EXERCISE DETAILS:
Begin at the line that contains "Transcribe the text in this document." and quote each line exactly through the last one. Leave pictures out.

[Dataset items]
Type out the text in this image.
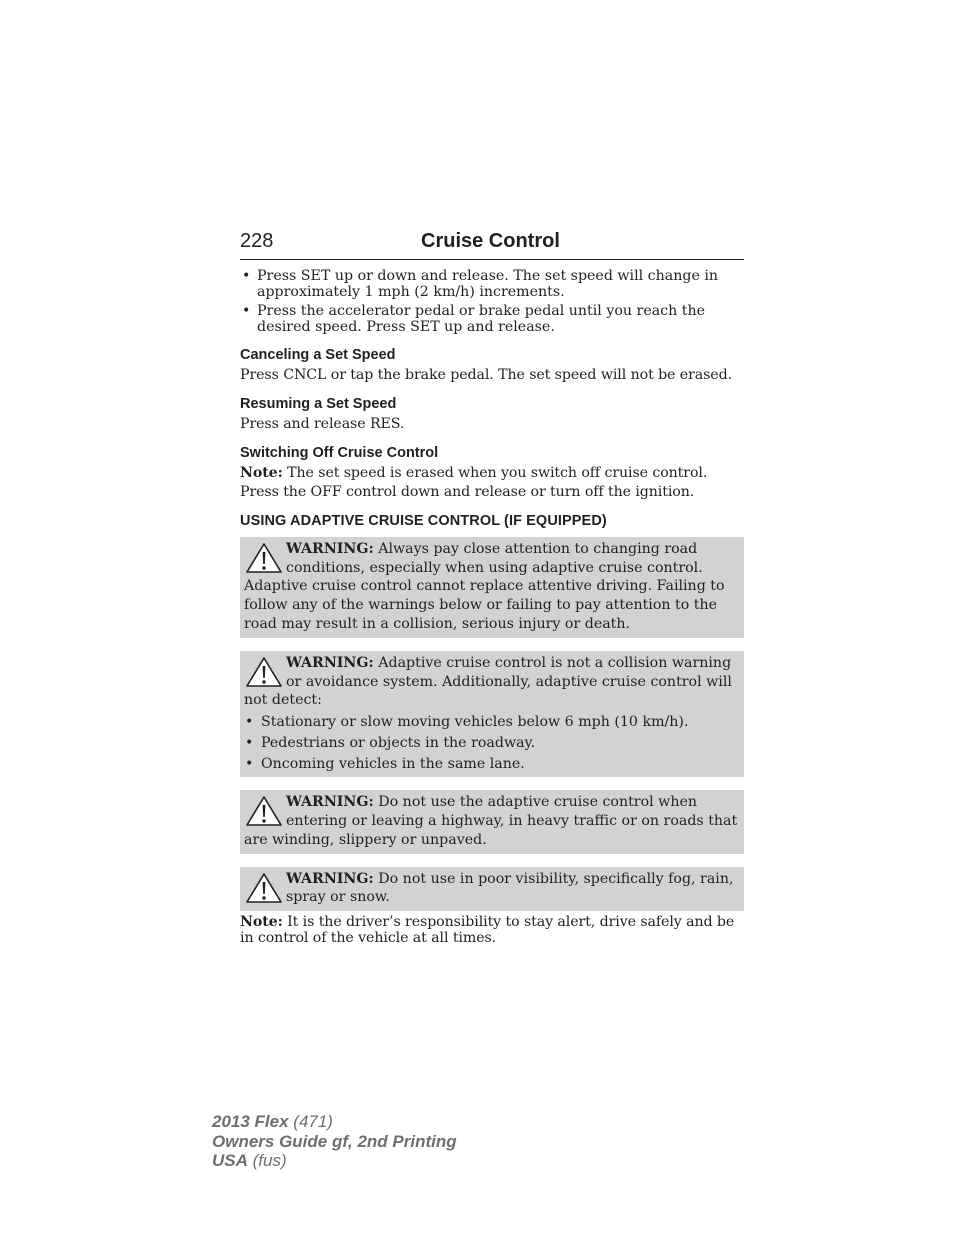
228	Cruise Control
• Press SET up or down and release. The set speed will change in approximately 1 mph (2 km/h) increments.
• Press the accelerator pedal or brake pedal until you reach the desired speed. Press SET up and release.
Canceling a Set Speed

Press CNCL or tap the brake pedal. The set speed will not be erased.

Resuming a Set Speed

Press and release RES.

Switching Off Cruise Control

Note: The set speed is erased when you switch off cruise control.

Press the OFF control down and release or turn off the ignition.

USING ADAPTIVE CRUISE CONTROL (IF EQUIPPED)
WARNING: Always pay close attention to changing road conditions, especially when using adaptive cruise control. Adaptive cruise control cannot replace attentive driving. Failing to follow any of the warnings below or failing to pay attention to the road may result in a collision, serious injury or death.
WARNING: Adaptive cruise control is not a collision warning or avoidance system. Additionally, adaptive cruise control will not detect:
• Stationary or slow moving vehicles below 6 mph (10 km/h).
• Pedestrians or objects in the roadway.
• Oncoming vehicles in the same lane.
WARNING: Do not use the adaptive cruise control when entering or leaving a highway, in heavy traffic or on roads that are winding, slippery or unpaved.
WARNING: Do not use in poor visibility, specifically fog, rain, spray or snow.

Note: It is the driver’s responsibility to stay alert, drive safely and be in control of the vehicle at all times.

2013 Flex (471)
Owners Guide gf, 2nd Printing
USA (fus)
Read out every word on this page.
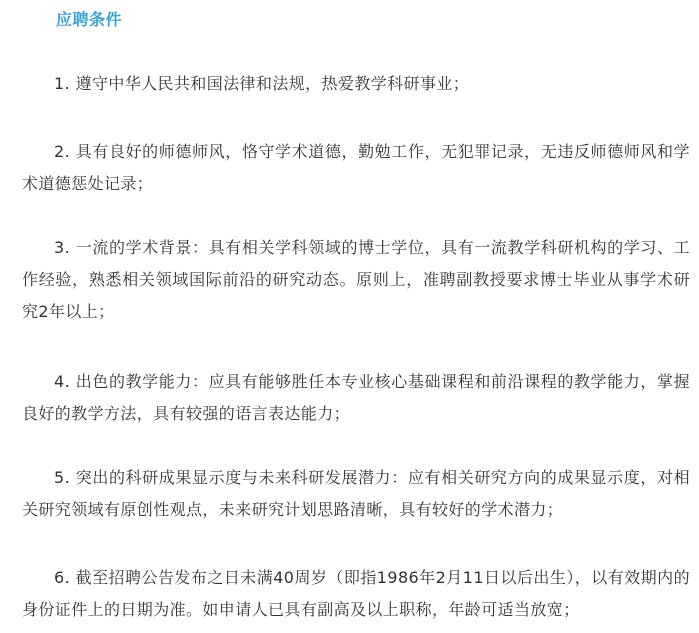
应聘条件

1. 遵守中华人民共和国法律和法规，热爱教学科研事业；

2. 具有良好的师德师风，恪守学术道德，勤勉工作，无犯罪记录，无违反师德师风和学术道德惩处记录；

3. 一流的学术背景：具有相关学科领域的博士学位，具有一流教学科研机构的学习、工作经验，熟悉相关领域国际前沿的研究动态。原则上，准聘副教授要求博士毕业从事学术研究2年以上；

4. 出色的教学能力：应具有能够胜任本专业核心基础课程和前沿课程的教学能力，掌握良好的教学方法，具有较强的语言表达能力；

5. 突出的科研成果显示度与未来科研发展潜力：应有相关研究方向的成果显示度，对相关研究领域有原创性观点，未来研究计划思路清晰，具有较好的学术潜力；

6. 截至招聘公告发布之日未满40周岁（即指1986年2月11日以后出生），以有效期内的身份证件上的日期为准。如申请人已具有副高及以上职称，年龄可适当放宽；
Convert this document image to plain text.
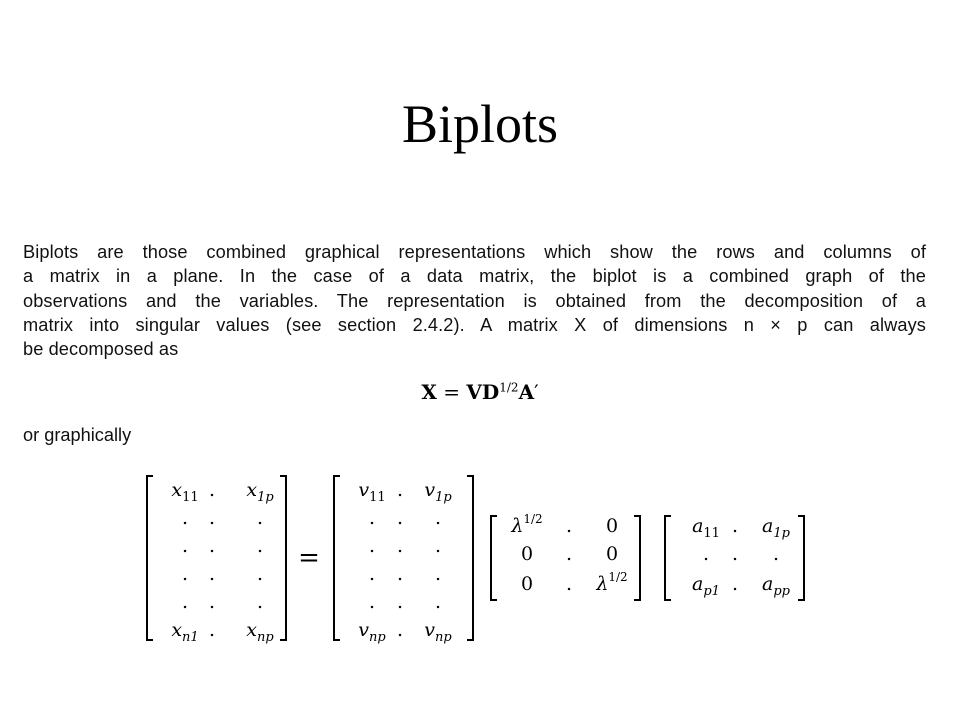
Biplots
Biplots are those combined graphical representations which show the rows and columns of
a matrix in a plane. In the case of a data matrix, the biplot is a combined graph of the
observations and the variables. The representation is obtained from the decomposition of a
matrix into singular values (see section 2.4.2). A matrix X of dimensions n × p can always
be decomposed as
$X = VD^{1/2}A'$
or graphically
$x_{11}$ . $x_{1p}$
. . .
. . .
. . .
. . .
$x_{n1}$ . $x_{np}$
=
$v_{11}$ . $v_{1p}$
. . .
. . .
. . .
. . .
$v_{np}$ . $v_{np}$
$\lambda^{1/2}$ . 0
0 . 0
0 . $\lambda^{1/2}$
$a_{11}$ . $a_{1p}$
. . .
$a_{p1}$ . $a_{pp}$
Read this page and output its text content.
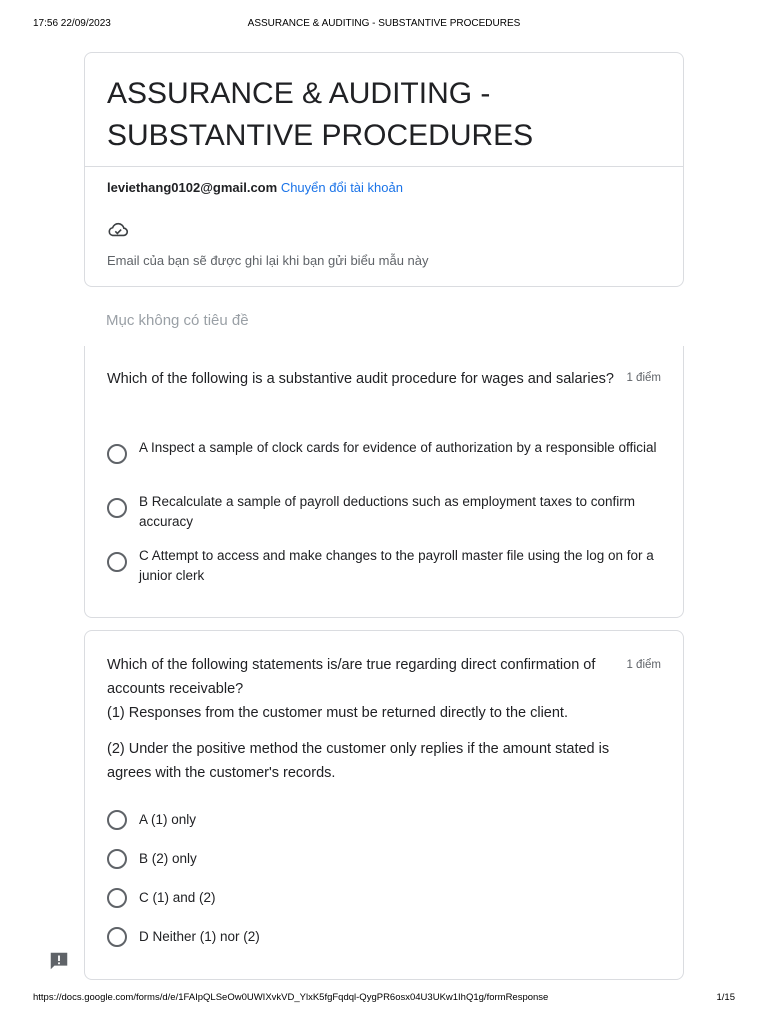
17:56 22/09/2023	ASSURANCE & AUDITING - SUBSTANTIVE PROCEDURES
ASSURANCE & AUDITING -
SUBSTANTIVE PROCEDURES
leviethang0102@gmail.com Chuyển đổi tài khoản
Email của bạn sẽ được ghi lại khi bạn gửi biểu mẫu này
Mục không có tiêu đề
Which of the following is a substantive audit procedure for wages and salaries? 1 điểm
A Inspect a sample of clock cards for evidence of authorization by a responsible official
B Recalculate a sample of payroll deductions such as employment taxes to confirm accuracy
C Attempt to access and make changes to the payroll master file using the log on for a junior clerk

Which of the following statements is/are true regarding direct confirmation of accounts receivable?

(1) Responses from the customer must be returned directly to the client.

(2) Under the positive method the customer only replies if the amount stated is agrees with the customer's records.

1 điểm
A (1) only
B (2) only
C (1) and (2)
D Neither (1) nor (2)
https://docs.google.com/forms/d/e/1FAIpQLSeOw0UWIXvkVD_YlxK5fgFqdql-QygPR6osx04U3UKw1IhQ1g/formResponse	1/15
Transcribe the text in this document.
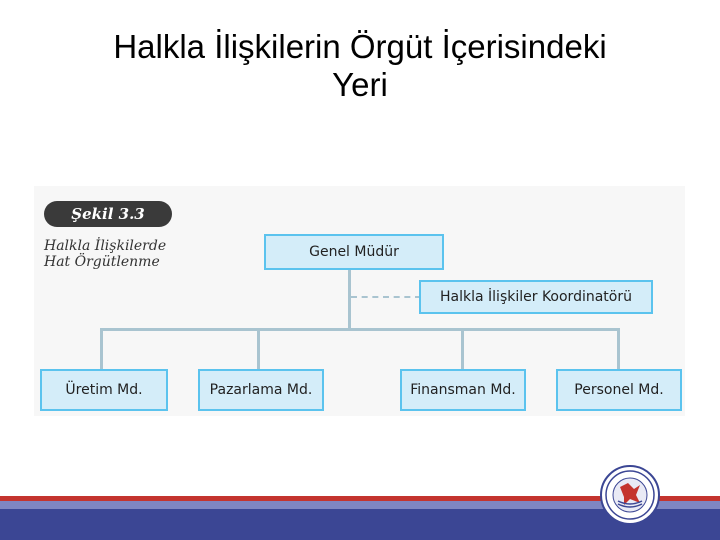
Halkla İlişkilerin Örgüt İçerisindeki
Yeri
Şekil 3.3
Halkla İlişkilerde
Hat Örgütlenme
Genel Müdür
Halkla İlişkiler Koordinatörü
Üretim Md.	Pazarlama Md.	Finansman Md.	Personel Md.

THE COMPLETED TASK:
Transcribe the text in this document.
Halkla İlişkilerin Örgüt İçerisindeki
Yeri
Şekil 3.3
Halkla İlişkilerde
Hat Örgütlenme
Genel Müdür
Halkla İlişkiler Koordinatörü
Üretim Md.	Pazarlama Md.	Finansman Md.	Personel Md.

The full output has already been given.